**What needs to be done:**
Each line that contains the string "чаші" counts once; report how many such lines appear in the data, as a number only.

## Begin Raw records

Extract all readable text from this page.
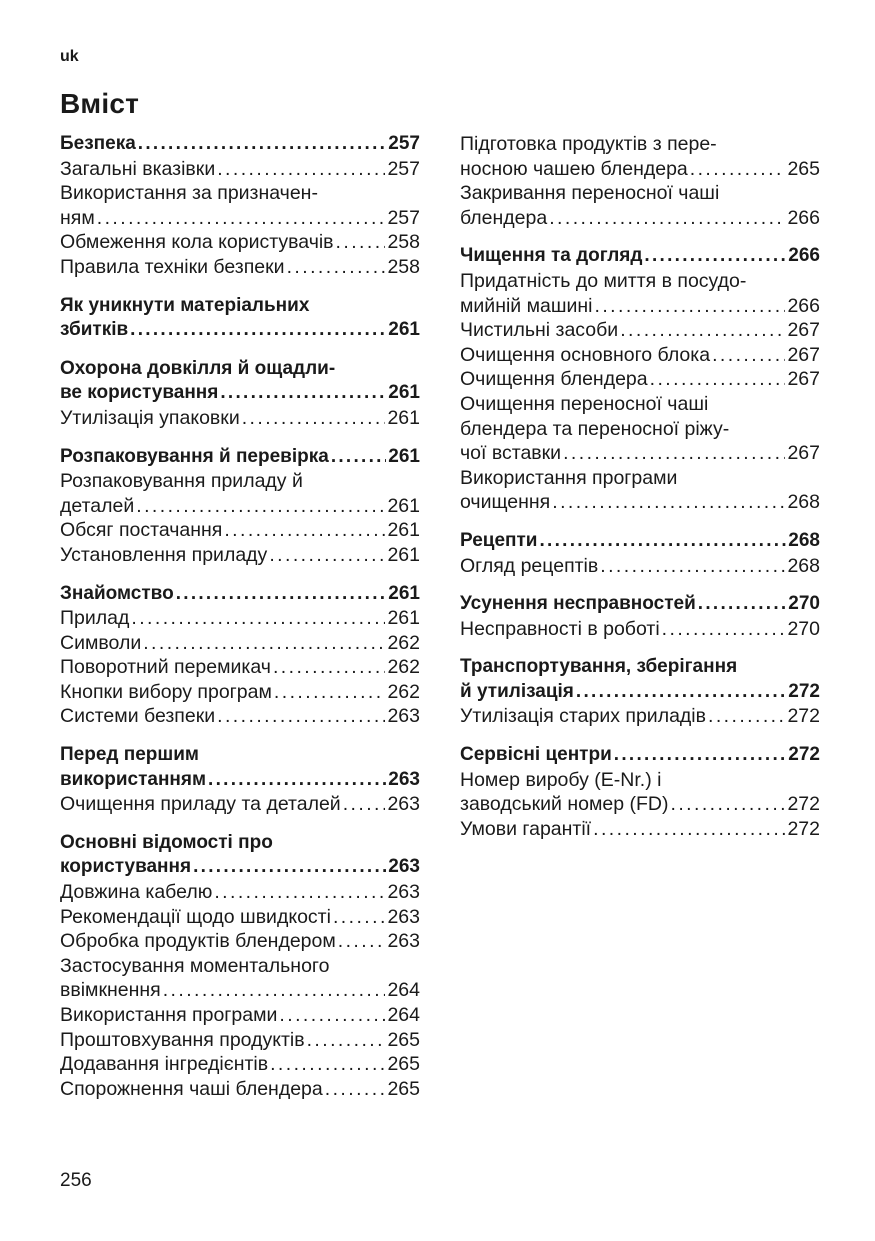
uk
Вміст
Безпека . . .	257
Загальні вказівки . . .	257
Використання за призначен-
ням . . .	257
Обмеження кола користувачів . . .	258
Правила техніки безпеки . . .	258
Як уникнути матеріальних
збитків . . .	261
Охорона довкілля й ощадли-
ве користування . . .	261
Утилізація упаковки . . .	261
Розпаковування й перевірка . . .	261
Розпаковування приладу й
деталей . . .	261
Обсяг постачання . . .	261
Установлення приладу . . .	261
Знайомство . . .	261
Прилад . . .	261
Символи . . .	262
Поворотний перемикач . . .	262
Кнопки вибору програм . . .	262
Системи безпеки . . .	263
Перед першим
використанням . . .	263
Очищення приладу та деталей . . .	263
Основні відомості про
користування . . .	263
Довжина кабелю . . .	263
Рекомендації щодо швидкості . . .	263
Обробка продуктів блендером . . .	263
Застосування моментального
ввімкнення . . .	264
Використання програми . . .	264
Проштовхування продуктів . . .	265
Додавання інгредієнтів . . .	265
Спорожнення чаші блендера . . .	265
Підготовка продуктів з пере-
носною чашею блендера . . .	265
Закривання переносної чаші
блендера . . .	266
Чищення та догляд . . .	266
Придатність до миття в посудо-
мийній машині . . .	266
Чистильні засоби . . .	267
Очищення основного блока . . .	267
Очищення блендера . . .	267
Очищення переносної чаші
блендера та переносної ріжу-
чої вставки . . .	267
Використання програми
очищення . . .	268
Рецепти . . .	268
Огляд рецептів . . .	268
Усунення несправностей . . .	270
Несправності в роботі . . .	270
Транспортування, зберігання
й утилізація . . .	272
Утилізація старих приладів . . .	272
Сервісні центри . . .	272
Номер виробу (E-Nr.) і
заводський номер (FD) . . .	272
Умови гарантії . . .	272
256
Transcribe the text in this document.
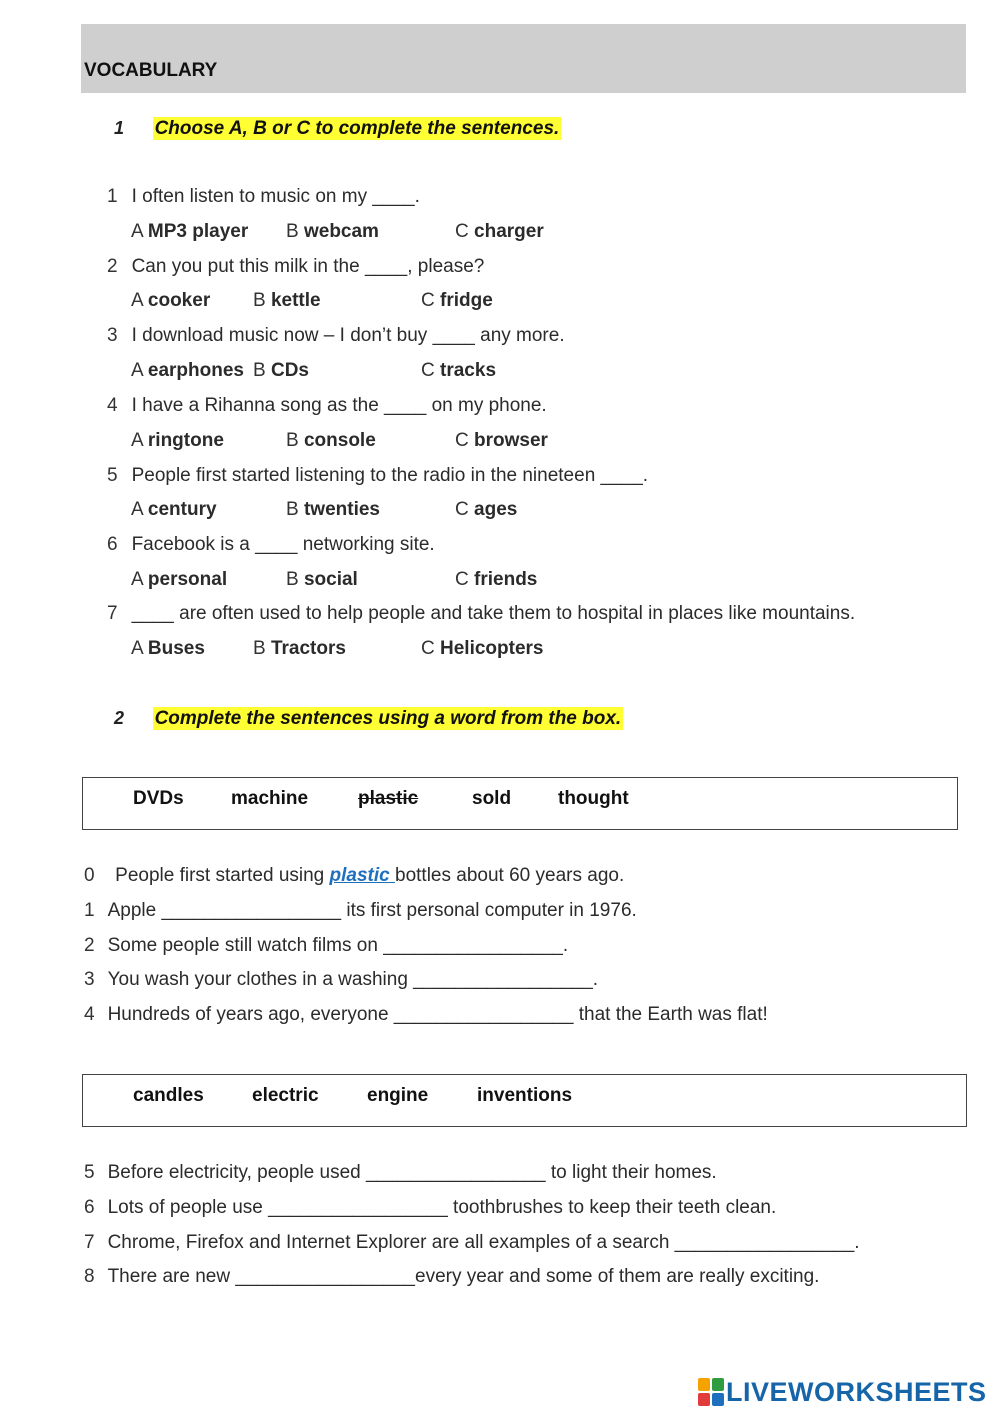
VOCABULARY
1 Choose A, B or C to complete the sentences.
1 I often listen to music on my ____.
A MP3 player B webcam	C charger
2 Can you put this milk in the ____, please?
A cooker B kettle	C fridge
3 I download music now – I don’t buy ____ any more.
A earphones B CDs	C tracks
4 I have a Rihanna song as the ____ on my phone.
A ringtone	B console	C browser
5 People first started listening to the radio in the nineteen ____.
A century	B twenties	C ages
6 Facebook is a ____ networking site.
A personal	B social	C friends
7 ____ are often used to help people and take them to hospital in places like mountains.
A Buses	B Tractors	C Helicopters
2 Complete the sentences using a word from the box.
DVDs machine	plastic	sold thought
0 People first started using plastic bottles about 60 years ago.
1 Apple _________________ its first personal computer in 1976.
2 Some people still watch films on _________________.
3 You wash your clothes in a washing _________________.
4 Hundreds of years ago, everyone _________________ that the Earth was flat!
candles	electric	engine	inventions
5 Before electricity, people used _________________ to light their homes.
6 Lots of people use _________________ toothbrushes to keep their teeth clean.
7 Chrome, Firefox and Internet Explorer are all examples of a search _________________.
8 There are new _________________every year and some of them are really exciting.
LIVEWORKSHEETS
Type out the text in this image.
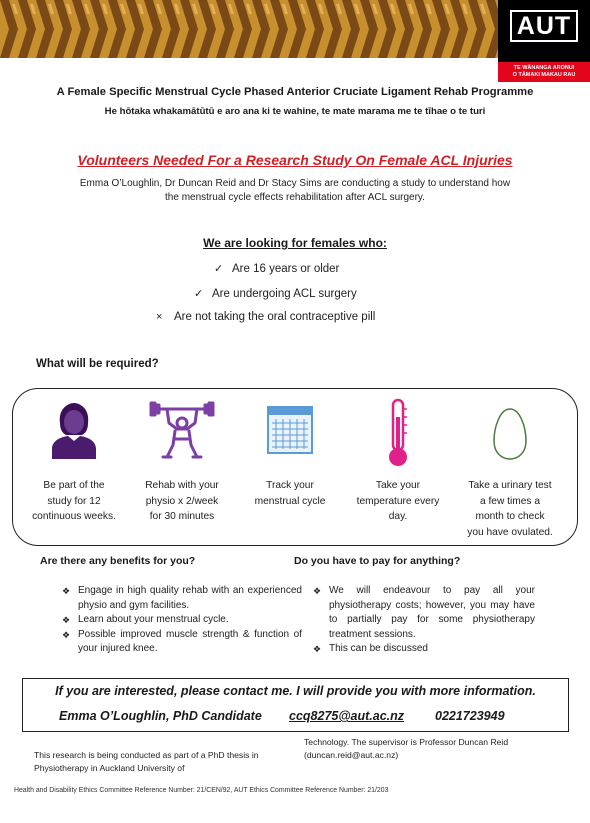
AUT
TE WĀNANGA ARONUI
O TĀMAKI MAKAU RAU
A Female Specific Menstrual Cycle Phased Anterior Cruciate Ligament Rehab Programme
He hōtaka whakamātūtū e aro ana ki te wahine, te mate marama me te tīhae o te turi
Volunteers Needed For a Research Study On Female ACL Injuries
Emma O’Loughlin, Dr Duncan Reid and Dr Stacy Sims are conducting a study to understand how
the menstrual cycle effects rehabilitation after ACL surgery.
We are looking for females who:
✓ Are 16 years or older
✓ Are undergoing ACL surgery
× Are not taking the oral contraceptive pill
What will be required?
Be part of the
study for 12
continuous weeks.
Rehab with your
physio x 2/week
for 30 minutes
Track your
menstrual cycle
Take your
temperature every
day.
Take a urinary test
a few times a
month to check
you have ovulated.
Are there any benefits for you?	Do you have to pay for anything?
❖ Engage in high quality rehab with an experienced physio and gym facilities.
❖ Learn about your menstrual cycle.
❖ Possible improved muscle strength & function of your injured knee.
❖ We will endeavour to pay all your physiotherapy costs; however, you may have to partially pay for some physiotherapy treatment sessions.
❖ This can be discussed
If you are interested, please contact me. I will provide you with more information.
Emma O’Loughlin, PhD Candidate ccq8275@aut.ac.nz 0221723949
This research is being conducted as part of a PhD thesis in Physiotherapy in Auckland University of
Technology. The supervisor is Professor Duncan Reid (duncan.reid@aut.ac.nz)
Health and Disability Ethics Committee Reference Number: 21/CEN/92, AUT Ethics Committee Reference Number: 21/203
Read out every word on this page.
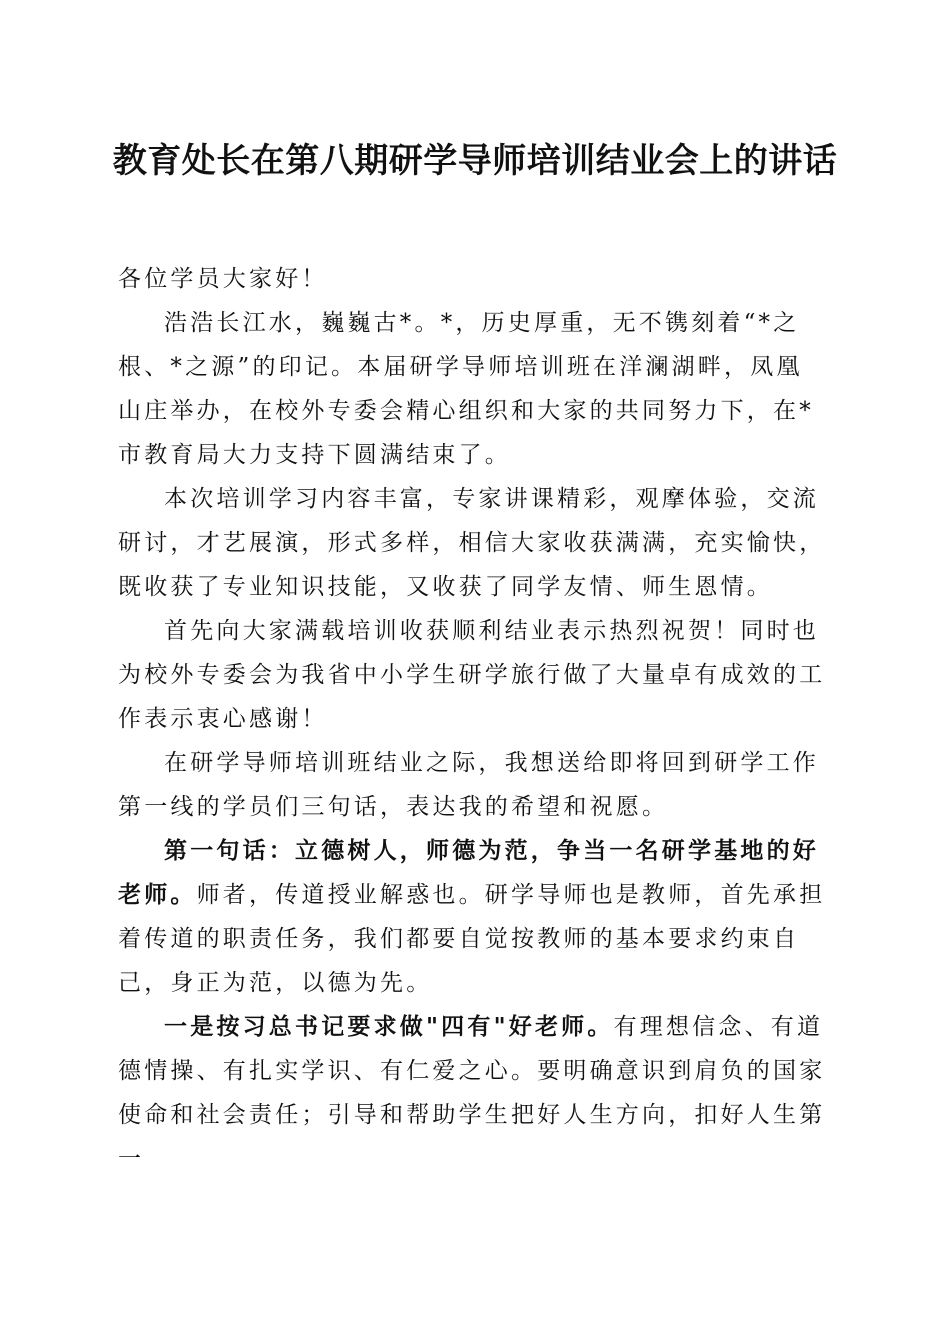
教育处长在第八期研学导师培训结业会上的讲话

各位学员大家好！

浩浩长江水，巍巍古*。*，历史厚重，无不镌刻着“*之根、*之源”的印记。本届研学导师培训班在洋澜湖畔，凤凰山庄举办，在校外专委会精心组织和大家的共同努力下，在*市教育局大力支持下圆满结束了。

本次培训学习内容丰富，专家讲课精彩，观摩体验，交流研讨，才艺展演，形式多样，相信大家收获满满，充实愉快，既收获了专业知识技能，又收获了同学友情、师生恩情。

首先向大家满载培训收获顺利结业表示热烈祝贺！同时也为校外专委会为我省中小学生研学旅行做了大量卓有成效的工作表示衷心感谢！

在研学导师培训班结业之际，我想送给即将回到研学工作第一线的学员们三句话，表达我的希望和祝愿。

第一句话：立德树人，师德为范，争当一名研学基地的好老师。师者，传道授业解惑也。研学导师也是教师，首先承担着传道的职责任务，我们都要自觉按教师的基本要求约束自己，身正为范，以德为先。

一是按习总书记要求做"四有"好老师。有理想信念、有道德情操、有扎实学识、有仁爱之心。要明确意识到肩负的国家使命和社会责任；引导和帮助学生把好人生方向，扣好人生第一
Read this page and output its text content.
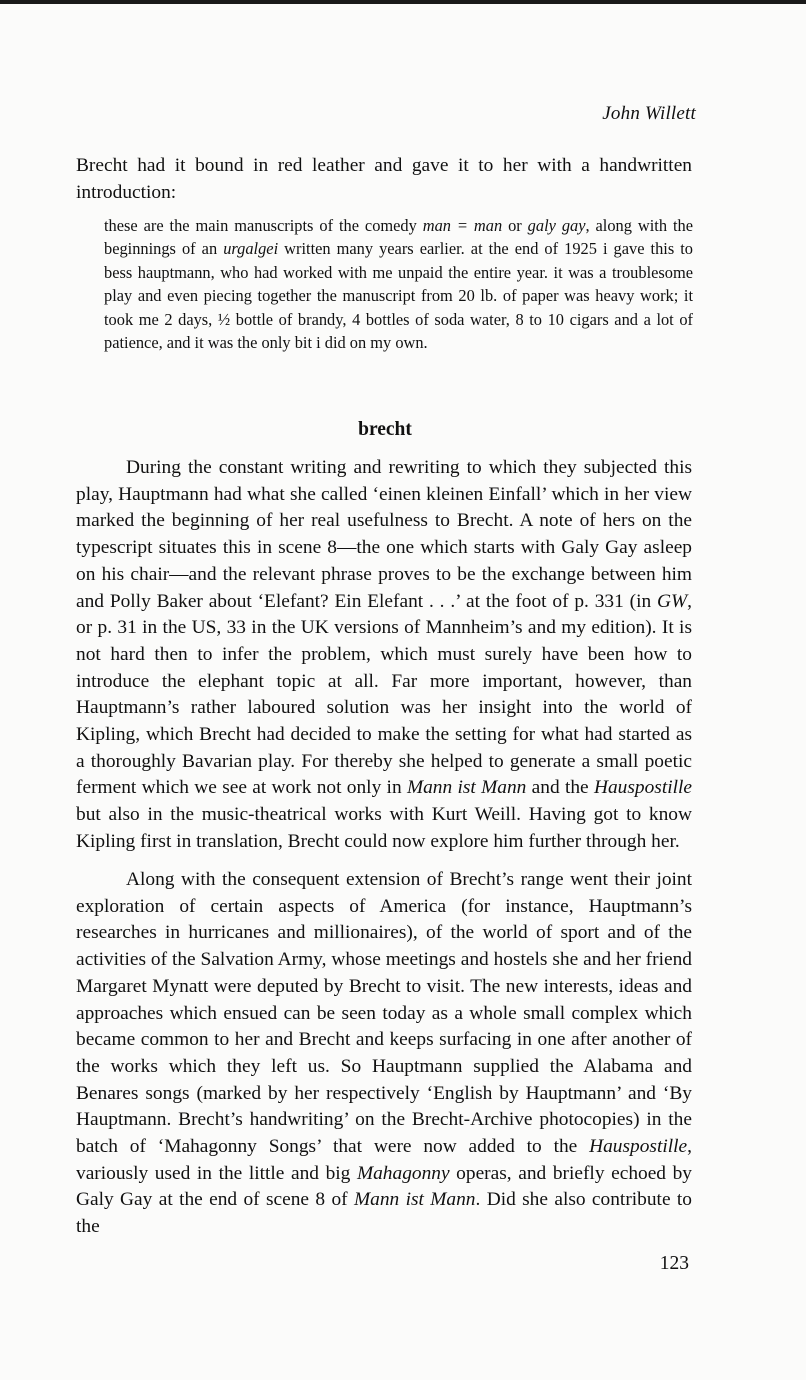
John Willett

Brecht had it bound in red leather and gave it to her with a handwritten introduction:

these are the main manuscripts of the comedy man = man or galy gay, along with the beginnings of an urgalgei written many years earlier. at the end of 1925 i gave this to bess hauptmann, who had worked with me unpaid the entire year. it was a troublesome play and even piecing together the manuscript from 20 lb. of paper was heavy work; it took me 2 days, ½ bottle of brandy, 4 bottles of soda water, 8 to 10 cigars and a lot of patience, and it was the only bit i did on my own.

brecht

During the constant writing and rewriting to which they subjected this play, Hauptmann had what she called ‘einen kleinen Einfall’ which in her view marked the beginning of her real usefulness to Brecht. A note of hers on the typescript situates this in scene 8—the one which starts with Galy Gay asleep on his chair—and the relevant phrase proves to be the exchange between him and Polly Baker about ‘Elefant? Ein Elefant . . .’ at the foot of p. 331 (in GW, or p. 31 in the US, 33 in the UK versions of Mannheim’s and my edition). It is not hard then to infer the problem, which must surely have been how to introduce the elephant topic at all. Far more important, however, than Hauptmann’s rather laboured solution was her insight into the world of Kipling, which Brecht had decided to make the setting for what had started as a thoroughly Bavarian play. For thereby she helped to generate a small poetic ferment which we see at work not only in Mann ist Mann and the Hauspostille but also in the music-theatrical works with Kurt Weill. Having got to know Kipling first in translation, Brecht could now explore him further through her.

Along with the consequent extension of Brecht’s range went their joint exploration of certain aspects of America (for instance, Hauptmann’s researches in hurricanes and millionaires), of the world of sport and of the activities of the Salvation Army, whose meetings and hostels she and her friend Margaret Mynatt were deputed by Brecht to visit. The new interests, ideas and approaches which ensued can be seen today as a whole small complex which became common to her and Brecht and keeps surfacing in one after another of the works which they left us. So Hauptmann supplied the Alabama and Benares songs (marked by her respectively ‘English by Hauptmann’ and ‘By Hauptmann. Brecht’s handwriting’ on the Brecht-Archive photocopies) in the batch of ‘Mahagonny Songs’ that were now added to the Hauspostille, variously used in the little and big Mahagonny operas, and briefly echoed by Galy Gay at the end of scene 8 of Mann ist Mann. Did she also contribute to the

123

## End Raw records

**Exercise answer:**
3